__OBJECTIVE__
From the entries below, gather every line containing the string "this".

__RECORDS SUPPLIED__
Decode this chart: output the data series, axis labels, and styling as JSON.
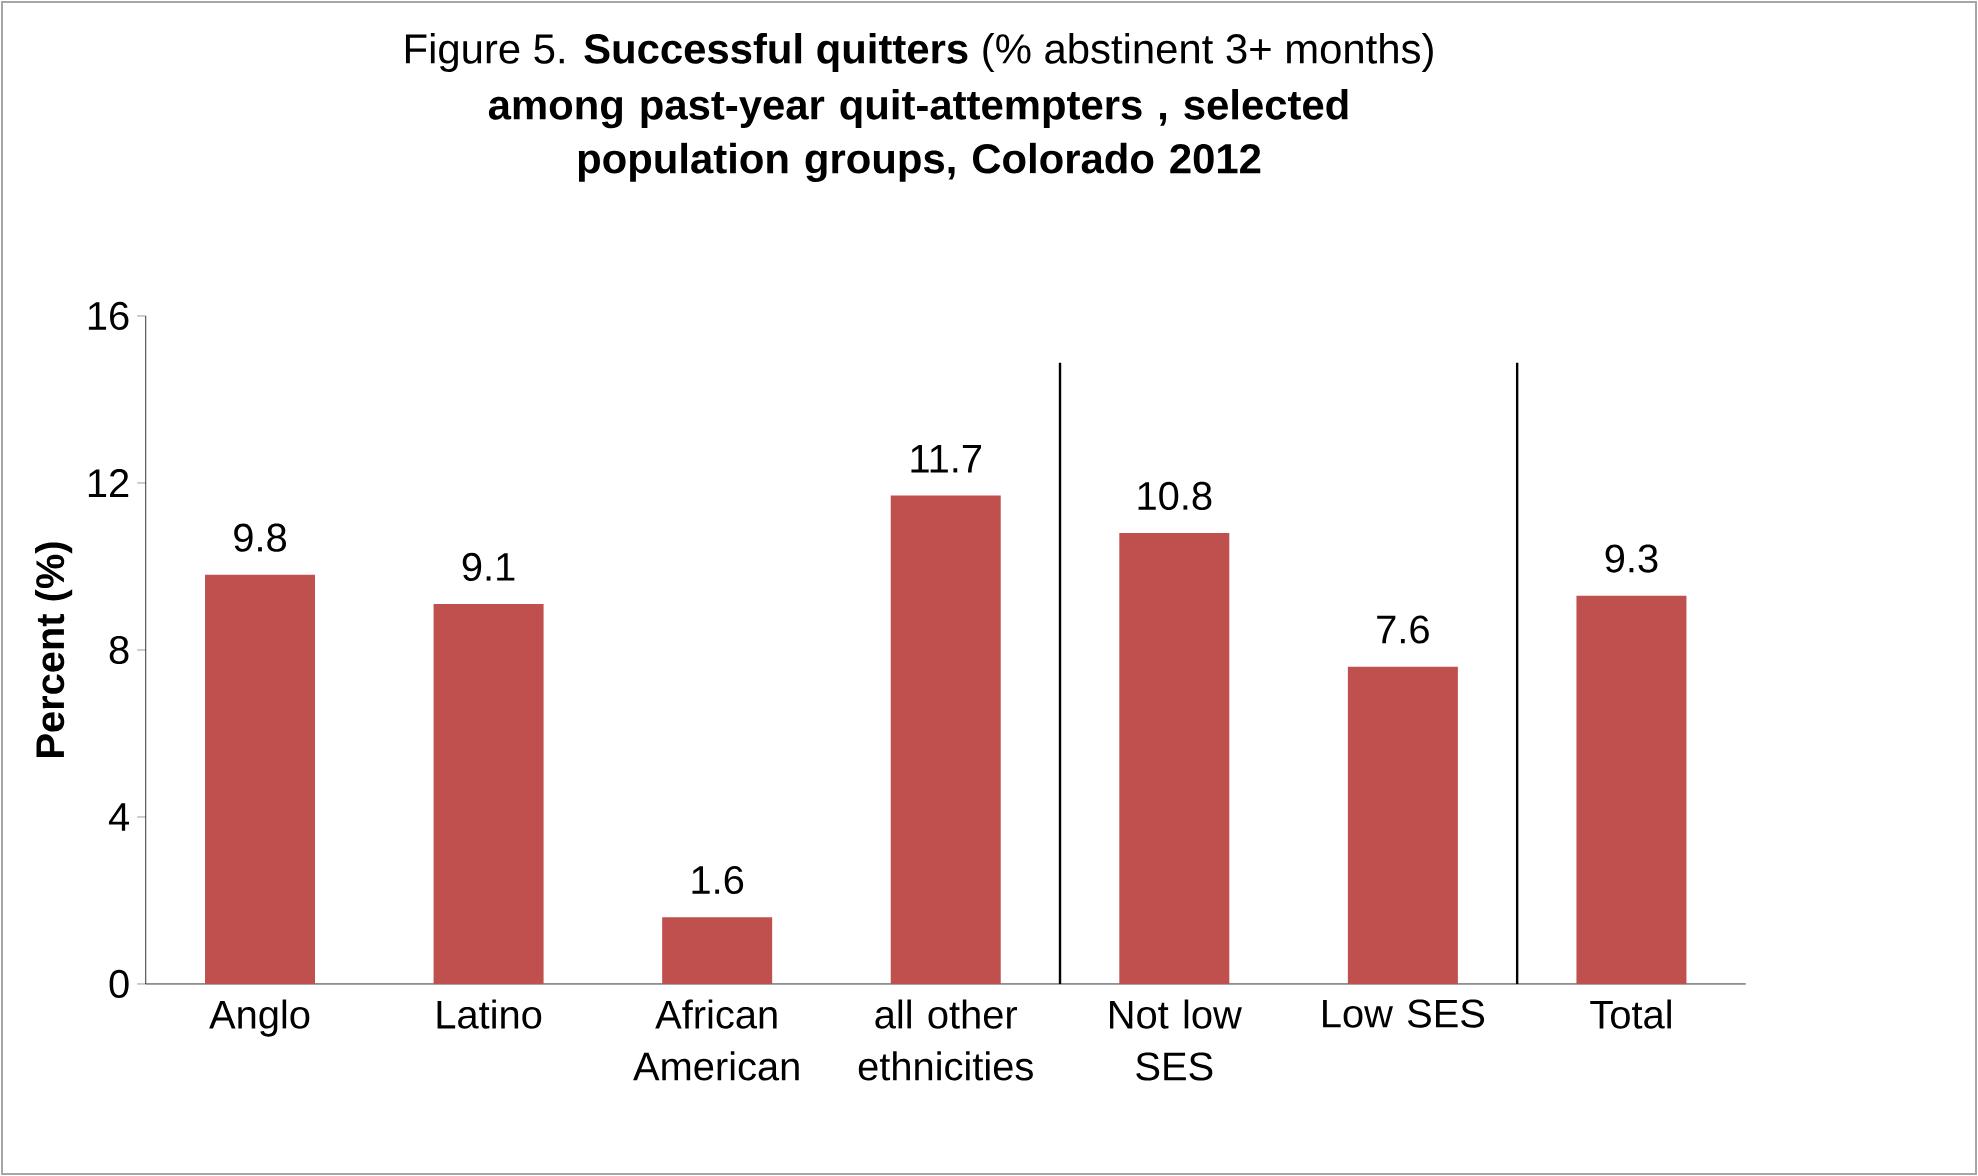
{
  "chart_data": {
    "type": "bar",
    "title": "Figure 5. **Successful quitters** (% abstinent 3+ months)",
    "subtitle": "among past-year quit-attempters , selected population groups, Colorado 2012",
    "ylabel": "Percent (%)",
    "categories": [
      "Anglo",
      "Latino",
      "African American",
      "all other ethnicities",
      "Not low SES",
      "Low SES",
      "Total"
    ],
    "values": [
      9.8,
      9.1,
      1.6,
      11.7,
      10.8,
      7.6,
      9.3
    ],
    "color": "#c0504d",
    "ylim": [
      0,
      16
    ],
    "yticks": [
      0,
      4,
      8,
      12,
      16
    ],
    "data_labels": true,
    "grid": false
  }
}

* * *

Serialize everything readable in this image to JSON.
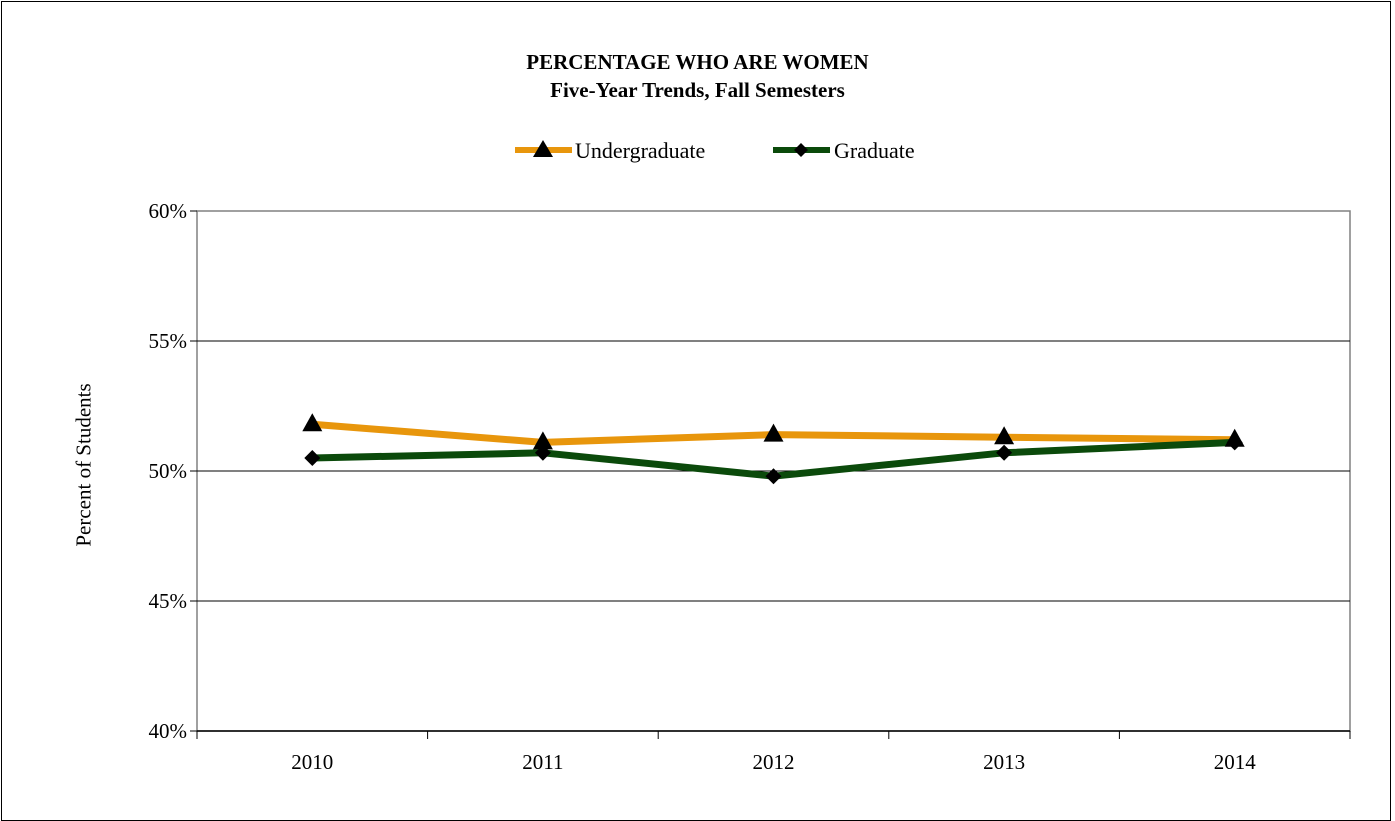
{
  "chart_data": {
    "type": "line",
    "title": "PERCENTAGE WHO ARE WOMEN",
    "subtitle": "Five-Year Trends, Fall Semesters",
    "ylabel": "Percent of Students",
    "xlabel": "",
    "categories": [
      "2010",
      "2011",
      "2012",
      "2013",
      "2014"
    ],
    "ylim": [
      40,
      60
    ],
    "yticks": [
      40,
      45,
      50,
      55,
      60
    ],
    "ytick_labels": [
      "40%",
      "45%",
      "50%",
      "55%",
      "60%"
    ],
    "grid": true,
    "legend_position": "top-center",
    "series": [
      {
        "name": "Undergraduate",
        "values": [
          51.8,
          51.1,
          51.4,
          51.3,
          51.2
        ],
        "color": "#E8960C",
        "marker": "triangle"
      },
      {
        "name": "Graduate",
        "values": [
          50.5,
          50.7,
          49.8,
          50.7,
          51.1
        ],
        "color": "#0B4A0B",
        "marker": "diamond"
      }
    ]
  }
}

__EXERCISE RESPONSE__
Decode this chart: output the data series, axis labels, and styling as JSON.
Serialize everything readable in this image to JSON.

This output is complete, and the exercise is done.